§ **Task directions**: Word for word, repeat the entries, minus the pictures.

┌─ Raw records

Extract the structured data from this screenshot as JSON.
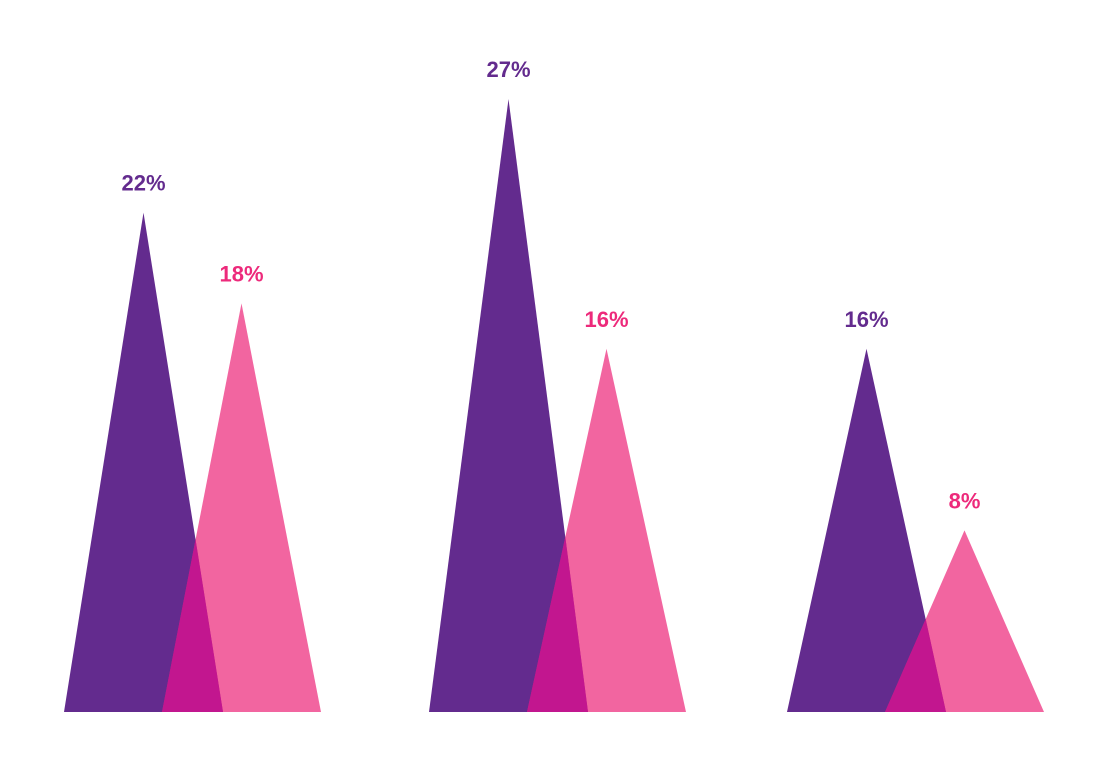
{
  "chart_data": {
    "type": "bar",
    "bar_shape": "triangle",
    "categories": [
      "",
      "",
      ""
    ],
    "series": [
      {
        "color": "#632b8e",
        "values": [
          22,
          27,
          16
        ],
        "labels": [
          "22%",
          "27%",
          "16%"
        ]
      },
      {
        "color": "#ed2a7b",
        "values": [
          18,
          16,
          8
        ],
        "labels": [
          "18%",
          "16%",
          "8%"
        ]
      }
    ],
    "overlap_color": "#c2168f",
    "title": "",
    "xlabel": "",
    "ylabel": "",
    "ylim": [
      0,
      27
    ],
    "grid": false,
    "legend": "none"
  }
}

└─

§ **Response**:
Extract the structured data from this screenshot as JSON.
{
  "chart_data": {
    "type": "bar",
    "bar_shape": "triangle",
    "categories": [
      "",
      "",
      ""
    ],
    "series": [
      {
        "color": "#632b8e",
        "values": [
          22,
          27,
          16
        ],
        "labels": [
          "22%",
          "27%",
          "16%"
        ]
      },
      {
        "color": "#ed2a7b",
        "values": [
          18,
          16,
          8
        ],
        "labels": [
          "18%",
          "16%",
          "8%"
        ]
      }
    ],
    "overlap_color": "#c2168f",
    "title": "",
    "xlabel": "",
    "ylabel": "",
    "ylim": [
      0,
      27
    ],
    "grid": false,
    "legend": "none"
  }
}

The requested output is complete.